#### Required work:
Repeat the material exactly, every line of it.

******

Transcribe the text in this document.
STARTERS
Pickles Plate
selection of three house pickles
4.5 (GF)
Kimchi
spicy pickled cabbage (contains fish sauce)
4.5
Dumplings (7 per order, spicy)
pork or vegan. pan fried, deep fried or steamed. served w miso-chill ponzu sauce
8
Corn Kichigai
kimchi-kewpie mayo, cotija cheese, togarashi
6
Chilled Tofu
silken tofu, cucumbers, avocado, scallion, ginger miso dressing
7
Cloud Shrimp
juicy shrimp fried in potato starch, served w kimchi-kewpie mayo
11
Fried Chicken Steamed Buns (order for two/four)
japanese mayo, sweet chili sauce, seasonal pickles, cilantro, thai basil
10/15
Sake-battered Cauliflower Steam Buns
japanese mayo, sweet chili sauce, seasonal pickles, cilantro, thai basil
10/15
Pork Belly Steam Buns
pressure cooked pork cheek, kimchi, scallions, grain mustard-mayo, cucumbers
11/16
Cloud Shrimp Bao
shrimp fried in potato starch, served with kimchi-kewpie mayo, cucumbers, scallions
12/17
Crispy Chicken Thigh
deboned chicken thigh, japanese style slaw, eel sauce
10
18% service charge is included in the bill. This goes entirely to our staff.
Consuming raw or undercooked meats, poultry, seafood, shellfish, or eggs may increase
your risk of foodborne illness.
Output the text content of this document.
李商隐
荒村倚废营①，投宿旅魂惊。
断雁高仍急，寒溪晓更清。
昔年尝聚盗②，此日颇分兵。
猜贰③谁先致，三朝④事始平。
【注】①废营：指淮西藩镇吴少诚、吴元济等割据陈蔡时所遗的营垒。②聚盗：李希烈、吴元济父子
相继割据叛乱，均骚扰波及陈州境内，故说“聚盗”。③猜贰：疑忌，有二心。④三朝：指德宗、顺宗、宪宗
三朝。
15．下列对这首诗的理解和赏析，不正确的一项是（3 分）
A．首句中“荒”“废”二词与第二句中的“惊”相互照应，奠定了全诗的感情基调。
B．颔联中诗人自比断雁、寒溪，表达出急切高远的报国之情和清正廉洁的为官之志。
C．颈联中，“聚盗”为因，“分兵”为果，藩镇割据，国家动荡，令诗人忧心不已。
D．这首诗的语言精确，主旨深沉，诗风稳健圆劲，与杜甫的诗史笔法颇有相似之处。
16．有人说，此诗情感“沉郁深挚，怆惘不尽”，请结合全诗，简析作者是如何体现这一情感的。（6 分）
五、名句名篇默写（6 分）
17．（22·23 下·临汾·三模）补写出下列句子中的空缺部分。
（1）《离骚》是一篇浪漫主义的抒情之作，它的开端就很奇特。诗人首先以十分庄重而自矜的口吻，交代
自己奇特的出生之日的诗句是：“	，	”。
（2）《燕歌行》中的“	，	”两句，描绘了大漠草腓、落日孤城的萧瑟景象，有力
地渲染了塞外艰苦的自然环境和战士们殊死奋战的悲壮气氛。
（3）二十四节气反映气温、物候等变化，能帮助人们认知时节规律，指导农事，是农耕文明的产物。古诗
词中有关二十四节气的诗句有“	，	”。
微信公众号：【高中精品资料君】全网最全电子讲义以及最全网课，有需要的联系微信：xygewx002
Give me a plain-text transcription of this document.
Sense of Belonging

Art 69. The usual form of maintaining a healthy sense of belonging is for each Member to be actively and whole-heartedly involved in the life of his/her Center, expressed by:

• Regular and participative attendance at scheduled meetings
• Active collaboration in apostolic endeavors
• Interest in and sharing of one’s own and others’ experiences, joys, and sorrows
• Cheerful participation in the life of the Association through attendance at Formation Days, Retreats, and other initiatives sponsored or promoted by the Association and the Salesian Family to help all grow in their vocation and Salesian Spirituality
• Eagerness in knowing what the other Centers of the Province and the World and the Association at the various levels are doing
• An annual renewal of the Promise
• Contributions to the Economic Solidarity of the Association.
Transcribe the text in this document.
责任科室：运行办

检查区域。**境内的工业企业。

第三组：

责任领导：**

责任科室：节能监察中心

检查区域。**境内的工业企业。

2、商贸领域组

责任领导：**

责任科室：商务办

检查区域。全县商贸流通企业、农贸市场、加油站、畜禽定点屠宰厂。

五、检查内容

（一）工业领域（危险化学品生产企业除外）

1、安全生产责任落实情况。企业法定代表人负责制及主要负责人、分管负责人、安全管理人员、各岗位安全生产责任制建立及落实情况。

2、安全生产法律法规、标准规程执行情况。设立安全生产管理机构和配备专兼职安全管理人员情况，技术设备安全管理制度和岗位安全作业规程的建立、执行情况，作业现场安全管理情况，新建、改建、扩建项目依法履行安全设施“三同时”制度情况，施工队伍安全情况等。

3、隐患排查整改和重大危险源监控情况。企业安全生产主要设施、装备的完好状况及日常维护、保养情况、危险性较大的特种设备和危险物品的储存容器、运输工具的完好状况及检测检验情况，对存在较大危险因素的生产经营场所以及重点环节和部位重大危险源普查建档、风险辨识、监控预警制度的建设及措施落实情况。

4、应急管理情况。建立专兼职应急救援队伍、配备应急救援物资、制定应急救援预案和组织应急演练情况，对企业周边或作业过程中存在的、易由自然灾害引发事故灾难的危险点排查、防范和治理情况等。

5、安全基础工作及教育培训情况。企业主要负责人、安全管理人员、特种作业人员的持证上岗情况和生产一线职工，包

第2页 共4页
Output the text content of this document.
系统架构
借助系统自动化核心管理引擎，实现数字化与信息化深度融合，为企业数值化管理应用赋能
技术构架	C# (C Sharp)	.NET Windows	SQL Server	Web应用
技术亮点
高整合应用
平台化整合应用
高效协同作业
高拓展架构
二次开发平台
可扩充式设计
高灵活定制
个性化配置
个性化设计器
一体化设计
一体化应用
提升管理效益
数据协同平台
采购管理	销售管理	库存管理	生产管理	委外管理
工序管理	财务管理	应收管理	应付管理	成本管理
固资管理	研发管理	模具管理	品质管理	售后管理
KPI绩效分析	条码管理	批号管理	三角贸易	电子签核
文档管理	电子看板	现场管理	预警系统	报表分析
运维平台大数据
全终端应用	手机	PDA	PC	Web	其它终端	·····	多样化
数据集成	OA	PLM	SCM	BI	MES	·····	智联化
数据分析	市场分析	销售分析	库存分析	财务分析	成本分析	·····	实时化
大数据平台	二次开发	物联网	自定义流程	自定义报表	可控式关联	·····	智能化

******

#### The answer:
Transcribe the text in this document.
STARTERS
Pickles Plate
selection of three house pickles
4.5 (GF)
Kimchi
spicy pickled cabbage (contains fish sauce)
4.5
Dumplings (7 per order, spicy)
pork or vegan. pan fried, deep fried or steamed. served w miso-chill ponzu sauce
8
Corn Kichigai
kimchi-kewpie mayo, cotija cheese, togarashi
6
Chilled Tofu
silken tofu, cucumbers, avocado, scallion, ginger miso dressing
7
Cloud Shrimp
juicy shrimp fried in potato starch, served w kimchi-kewpie mayo
11
Fried Chicken Steamed Buns (order for two/four)
japanese mayo, sweet chili sauce, seasonal pickles, cilantro, thai basil
10/15
Sake-battered Cauliflower Steam Buns
japanese mayo, sweet chili sauce, seasonal pickles, cilantro, thai basil
10/15
Pork Belly Steam Buns
pressure cooked pork cheek, kimchi, scallions, grain mustard-mayo, cucumbers
11/16
Cloud Shrimp Bao
shrimp fried in potato starch, served with kimchi-kewpie mayo, cucumbers, scallions
12/17
Crispy Chicken Thigh
deboned chicken thigh, japanese style slaw, eel sauce
10
18% service charge is included in the bill. This goes entirely to our staff.
Consuming raw or undercooked meats, poultry, seafood, shellfish, or eggs may increase
your risk of foodborne illness.
Output the text content of this document.
李商隐
荒村倚废营①，投宿旅魂惊。
断雁高仍急，寒溪晓更清。
昔年尝聚盗②，此日颇分兵。
猜贰③谁先致，三朝④事始平。
【注】①废营：指淮西藩镇吴少诚、吴元济等割据陈蔡时所遗的营垒。②聚盗：李希烈、吴元济父子
相继割据叛乱，均骚扰波及陈州境内，故说“聚盗”。③猜贰：疑忌，有二心。④三朝：指德宗、顺宗、宪宗
三朝。
15．下列对这首诗的理解和赏析，不正确的一项是（3 分）
A．首句中“荒”“废”二词与第二句中的“惊”相互照应，奠定了全诗的感情基调。
B．颔联中诗人自比断雁、寒溪，表达出急切高远的报国之情和清正廉洁的为官之志。
C．颈联中，“聚盗”为因，“分兵”为果，藩镇割据，国家动荡，令诗人忧心不已。
D．这首诗的语言精确，主旨深沉，诗风稳健圆劲，与杜甫的诗史笔法颇有相似之处。
16．有人说，此诗情感“沉郁深挚，怆惘不尽”，请结合全诗，简析作者是如何体现这一情感的。（6 分）
五、名句名篇默写（6 分）
17．（22·23 下·临汾·三模）补写出下列句子中的空缺部分。
（1）《离骚》是一篇浪漫主义的抒情之作，它的开端就很奇特。诗人首先以十分庄重而自矜的口吻，交代
自己奇特的出生之日的诗句是：“	，	”。
（2）《燕歌行》中的“	，	”两句，描绘了大漠草腓、落日孤城的萧瑟景象，有力
地渲染了塞外艰苦的自然环境和战士们殊死奋战的悲壮气氛。
（3）二十四节气反映气温、物候等变化，能帮助人们认知时节规律，指导农事，是农耕文明的产物。古诗
词中有关二十四节气的诗句有“	，	”。
微信公众号：【高中精品资料君】全网最全电子讲义以及最全网课，有需要的联系微信：xygewx002
Give me a plain-text transcription of this document.
Sense of Belonging

Art 69. The usual form of maintaining a healthy sense of belonging is for each Member to be actively and whole-heartedly involved in the life of his/her Center, expressed by:

• Regular and participative attendance at scheduled meetings
• Active collaboration in apostolic endeavors
• Interest in and sharing of one’s own and others’ experiences, joys, and sorrows
• Cheerful participation in the life of the Association through attendance at Formation Days, Retreats, and other initiatives sponsored or promoted by the Association and the Salesian Family to help all grow in their vocation and Salesian Spirituality
• Eagerness in knowing what the other Centers of the Province and the World and the Association at the various levels are doing
• An annual renewal of the Promise
• Contributions to the Economic Solidarity of the Association.
Transcribe the text in this document.
责任科室：运行办

检查区域。**境内的工业企业。

第三组：

责任领导：**

责任科室：节能监察中心

检查区域。**境内的工业企业。

2、商贸领域组

责任领导：**

责任科室：商务办

检查区域。全县商贸流通企业、农贸市场、加油站、畜禽定点屠宰厂。

五、检查内容

（一）工业领域（危险化学品生产企业除外）

1、安全生产责任落实情况。企业法定代表人负责制及主要负责人、分管负责人、安全管理人员、各岗位安全生产责任制建立及落实情况。

2、安全生产法律法规、标准规程执行情况。设立安全生产管理机构和配备专兼职安全管理人员情况，技术设备安全管理制度和岗位安全作业规程的建立、执行情况，作业现场安全管理情况，新建、改建、扩建项目依法履行安全设施“三同时”制度情况，施工队伍安全情况等。

3、隐患排查整改和重大危险源监控情况。企业安全生产主要设施、装备的完好状况及日常维护、保养情况、危险性较大的特种设备和危险物品的储存容器、运输工具的完好状况及检测检验情况，对存在较大危险因素的生产经营场所以及重点环节和部位重大危险源普查建档、风险辨识、监控预警制度的建设及措施落实情况。

4、应急管理情况。建立专兼职应急救援队伍、配备应急救援物资、制定应急救援预案和组织应急演练情况，对企业周边或作业过程中存在的、易由自然灾害引发事故灾难的危险点排查、防范和治理情况等。

5、安全基础工作及教育培训情况。企业主要负责人、安全管理人员、特种作业人员的持证上岗情况和生产一线职工，包

第2页 共4页
Output the text content of this document.
系统架构
借助系统自动化核心管理引擎，实现数字化与信息化深度融合，为企业数值化管理应用赋能
技术构架	C# (C Sharp)	.NET Windows	SQL Server	Web应用
技术亮点
高整合应用
平台化整合应用
高效协同作业
高拓展架构
二次开发平台
可扩充式设计
高灵活定制
个性化配置
个性化设计器
一体化设计
一体化应用
提升管理效益
数据协同平台
采购管理	销售管理	库存管理	生产管理	委外管理
工序管理	财务管理	应收管理	应付管理	成本管理
固资管理	研发管理	模具管理	品质管理	售后管理
KPI绩效分析	条码管理	批号管理	三角贸易	电子签核
文档管理	电子看板	现场管理	预警系统	报表分析
运维平台大数据
全终端应用	手机	PDA	PC	Web	其它终端	·····	多样化
数据集成	OA	PLM	SCM	BI	MES	·····	智联化
数据分析	市场分析	销售分析	库存分析	财务分析	成本分析	·····	实时化
大数据平台	二次开发	物联网	自定义流程	自定义报表	可控式关联	·····	智能化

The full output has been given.